Trecho fornecido:
----
Klering - Os municípios novos não representam gastos adicionais ao Estado e à União, porque eles continuam repassando os mesmos recursos, apenas para uma quantidade maior de municípios. Alguns gastos adicionais podem ocorrer em função da instalação de algum posto púbico adicional (normalmente algum posto policial, Emater ou posto de arrecadação); os demais gastos são bancados pelos próprios municípios novos, da receita que passam a auferir. Obviamente que esta receita é oriunda da partilha que o novo município passa a fazer com a receita original do município-mãe.
ZH - Os municípios conseguem suprir os gastos com as receitas que eles geram no próprio município?
Klering - Os municípios têm, em geral, quatro principais fontes de receita: próprias (principalmente IPTU e ISS), de transferências do Estado (principalmente ICMS e IPVA), de transferências da União (principalmente FPM) e voluntárias-legais (por convênios, SUS, Fundeb, royalties e outros). Os municípios novos e pequenos são geralmente de perfil rural, por isso, pouco arrecadam de IPTU, ISS, ICMS e impostos. O que produzem gera impostos adiante na cadeia, ou seja, na fase da industrialização e comercialização, que normalmente ocorrem em municípios maiores. Quando os municípios pequenos crescem, eles aumentam sua produção industrial e os serviços, passando a terem maiores arrecadações de ICMS e outros impostos. Até se organizarem e se desenvolverem mais, eles recebem maior volume de transferências (até 60%) do que arrecadam.
----
Registros de dados armazenados:
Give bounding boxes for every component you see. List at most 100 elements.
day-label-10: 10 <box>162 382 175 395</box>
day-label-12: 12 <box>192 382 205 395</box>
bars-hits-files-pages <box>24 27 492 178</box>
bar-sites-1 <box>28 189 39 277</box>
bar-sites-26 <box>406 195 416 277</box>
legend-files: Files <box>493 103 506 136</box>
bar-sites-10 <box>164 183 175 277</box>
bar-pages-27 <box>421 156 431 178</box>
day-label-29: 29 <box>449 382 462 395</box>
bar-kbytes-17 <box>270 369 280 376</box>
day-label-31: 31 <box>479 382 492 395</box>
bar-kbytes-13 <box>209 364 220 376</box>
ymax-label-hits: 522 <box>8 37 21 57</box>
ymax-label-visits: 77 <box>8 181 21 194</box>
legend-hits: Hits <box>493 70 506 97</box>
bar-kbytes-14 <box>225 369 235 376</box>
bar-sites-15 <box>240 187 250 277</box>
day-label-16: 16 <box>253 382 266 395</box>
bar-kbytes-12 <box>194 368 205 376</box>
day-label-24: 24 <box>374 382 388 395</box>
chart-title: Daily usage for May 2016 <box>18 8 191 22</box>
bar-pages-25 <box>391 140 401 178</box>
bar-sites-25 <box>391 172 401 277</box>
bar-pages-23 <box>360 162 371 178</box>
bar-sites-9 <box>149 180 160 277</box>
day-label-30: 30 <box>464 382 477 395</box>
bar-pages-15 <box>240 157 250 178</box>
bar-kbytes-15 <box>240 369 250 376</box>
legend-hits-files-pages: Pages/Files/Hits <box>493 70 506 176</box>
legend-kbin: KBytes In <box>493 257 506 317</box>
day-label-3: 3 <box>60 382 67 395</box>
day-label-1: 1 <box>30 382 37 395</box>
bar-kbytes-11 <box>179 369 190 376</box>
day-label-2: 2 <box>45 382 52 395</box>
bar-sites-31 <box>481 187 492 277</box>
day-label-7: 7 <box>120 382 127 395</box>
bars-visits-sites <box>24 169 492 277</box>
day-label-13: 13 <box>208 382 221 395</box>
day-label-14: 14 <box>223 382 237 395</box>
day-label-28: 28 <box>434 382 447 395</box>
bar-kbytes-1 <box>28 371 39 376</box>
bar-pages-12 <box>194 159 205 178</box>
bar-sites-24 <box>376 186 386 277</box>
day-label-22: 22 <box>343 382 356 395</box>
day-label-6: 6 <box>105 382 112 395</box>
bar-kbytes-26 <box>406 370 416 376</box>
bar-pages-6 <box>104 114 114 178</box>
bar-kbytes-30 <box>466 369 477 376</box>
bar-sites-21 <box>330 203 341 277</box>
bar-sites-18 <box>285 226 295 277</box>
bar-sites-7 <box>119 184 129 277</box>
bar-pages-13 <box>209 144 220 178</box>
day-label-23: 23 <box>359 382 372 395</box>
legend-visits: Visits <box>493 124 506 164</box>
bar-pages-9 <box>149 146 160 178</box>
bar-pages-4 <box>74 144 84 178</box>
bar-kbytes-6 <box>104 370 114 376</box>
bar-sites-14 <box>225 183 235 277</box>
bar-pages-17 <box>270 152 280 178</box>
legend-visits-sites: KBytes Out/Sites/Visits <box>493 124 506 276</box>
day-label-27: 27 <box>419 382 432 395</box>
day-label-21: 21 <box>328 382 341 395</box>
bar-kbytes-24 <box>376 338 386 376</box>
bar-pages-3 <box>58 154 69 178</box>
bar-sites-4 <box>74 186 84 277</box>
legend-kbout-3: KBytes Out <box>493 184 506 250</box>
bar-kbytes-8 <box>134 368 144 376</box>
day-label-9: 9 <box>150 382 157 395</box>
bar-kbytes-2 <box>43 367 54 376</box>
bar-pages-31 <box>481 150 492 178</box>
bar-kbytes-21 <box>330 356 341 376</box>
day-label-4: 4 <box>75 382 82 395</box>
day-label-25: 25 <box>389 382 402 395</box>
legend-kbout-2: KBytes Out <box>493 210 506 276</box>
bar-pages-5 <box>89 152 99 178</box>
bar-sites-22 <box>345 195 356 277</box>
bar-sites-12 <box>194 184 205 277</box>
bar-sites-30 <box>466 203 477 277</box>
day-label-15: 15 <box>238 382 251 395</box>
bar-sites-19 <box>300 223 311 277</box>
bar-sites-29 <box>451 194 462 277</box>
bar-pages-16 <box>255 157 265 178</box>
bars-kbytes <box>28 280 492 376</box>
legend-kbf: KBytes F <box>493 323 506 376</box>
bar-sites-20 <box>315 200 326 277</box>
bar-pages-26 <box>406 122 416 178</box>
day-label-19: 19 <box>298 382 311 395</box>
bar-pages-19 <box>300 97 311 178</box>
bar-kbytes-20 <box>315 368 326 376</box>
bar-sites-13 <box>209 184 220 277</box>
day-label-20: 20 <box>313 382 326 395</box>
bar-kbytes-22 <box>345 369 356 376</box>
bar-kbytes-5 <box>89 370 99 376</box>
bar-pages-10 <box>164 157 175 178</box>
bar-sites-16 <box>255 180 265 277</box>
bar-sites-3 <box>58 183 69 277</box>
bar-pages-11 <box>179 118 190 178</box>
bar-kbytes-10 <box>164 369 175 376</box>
----
Tarefa proposta 1:
Resuma em duas frases o trecho sobre os municípios novos.
Tarefa proposta 2:
Responda, com base no trecho sobre os municípios novos:
(a) Que postos públicos adicionais costumam ser instalados com um município novo?
(b) Quais são as quatro principais fontes de receita dos municípios?
(c) Em que fases da cadeia o que os municípios pequenos produzem gera impostos?
Tarefa proposta 3:
Reproduza a parte do trecho sobre os municípios novos que começa em "Klering - Os municípios novos" e segue até "original do município-mãe.".
O material é independente do trecho.

Resposta escrita 1:
Segundo Klering, os municípios novos não representam gastos adicionais ao Estado e à União, que continuam repassando os mesmos recursos para mais municípios. Os demais gastos são bancados pelos próprios municípios novos com a receita partilhada do município-mãe, e, por serem geralmente rurais e arrecadarem pouco, eles recebem um volume maior de transferências (até 60%) do que arrecadam.

Resposta escrita 2:
(a) Normalmente algum posto policial, da Emater ou de arrecadação.
(b) Próprias, transferências do Estado, transferências da União e voluntárias-legais.
(c) Na fase da industrialização e da comercialização.

Resposta escrita 3:
Klering - Os municípios novos não representam gastos adicionais ao Estado e à União, porque eles continuam repassando os mesmos recursos, apenas para uma quantidade maior de municípios. Alguns gastos adicionais podem ocorrer em função da instalação de algum posto púbico adicional (normalmente algum posto policial, Emater ou posto de arrecadação); os demais gastos são bancados pelos próprios municípios novos, da receita que passam a auferir. Obviamente que esta receita é oriunda da partilha que o novo município passa a fazer com a receita original do município-mãe.